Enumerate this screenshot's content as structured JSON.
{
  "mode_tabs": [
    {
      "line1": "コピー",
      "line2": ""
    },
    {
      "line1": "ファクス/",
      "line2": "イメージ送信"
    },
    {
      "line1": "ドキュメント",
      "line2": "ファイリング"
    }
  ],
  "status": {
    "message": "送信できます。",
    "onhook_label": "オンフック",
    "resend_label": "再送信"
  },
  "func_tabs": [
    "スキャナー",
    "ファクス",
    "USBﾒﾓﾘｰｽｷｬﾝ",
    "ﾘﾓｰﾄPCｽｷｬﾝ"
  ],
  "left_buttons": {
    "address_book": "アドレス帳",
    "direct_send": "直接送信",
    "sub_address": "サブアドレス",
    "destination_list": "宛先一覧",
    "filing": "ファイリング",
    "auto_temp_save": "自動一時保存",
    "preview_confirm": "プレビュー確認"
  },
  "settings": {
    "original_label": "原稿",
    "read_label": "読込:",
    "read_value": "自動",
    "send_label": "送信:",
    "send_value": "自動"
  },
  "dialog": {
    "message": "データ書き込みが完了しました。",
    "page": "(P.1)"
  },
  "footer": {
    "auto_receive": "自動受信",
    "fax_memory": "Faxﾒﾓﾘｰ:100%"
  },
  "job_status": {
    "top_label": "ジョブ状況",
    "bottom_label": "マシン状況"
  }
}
----
Problem statement -
Retype the entries exactly, including every line.

Answer below -
Enumerate this screenshot's content as structured JSON.
{
  "mode_tabs": [
    {
      "line1": "コピー",
      "line2": ""
    },
    {
      "line1": "ファクス/",
      "line2": "イメージ送信"
    },
    {
      "line1": "ドキュメント",
      "line2": "ファイリング"
    }
  ],
  "status": {
    "message": "送信できます。",
    "onhook_label": "オンフック",
    "resend_label": "再送信"
  },
  "func_tabs": [
    "スキャナー",
    "ファクス",
    "USBﾒﾓﾘｰｽｷｬﾝ",
    "ﾘﾓｰﾄPCｽｷｬﾝ"
  ],
  "left_buttons": {
    "address_book": "アドレス帳",
    "direct_send": "直接送信",
    "sub_address": "サブアドレス",
    "destination_list": "宛先一覧",
    "filing": "ファイリング",
    "auto_temp_save": "自動一時保存",
    "preview_confirm": "プレビュー確認"
  },
  "settings": {
    "original_label": "原稿",
    "read_label": "読込:",
    "read_value": "自動",
    "send_label": "送信:",
    "send_value": "自動"
  },
  "dialog": {
    "message": "データ書き込みが完了しました。",
    "page": "(P.1)"
  },
  "footer": {
    "auto_receive": "自動受信",
    "fax_memory": "Faxﾒﾓﾘｰ:100%"
  },
  "job_status": {
    "top_label": "ジョブ状況",
    "bottom_label": "マシン状況"
  }
}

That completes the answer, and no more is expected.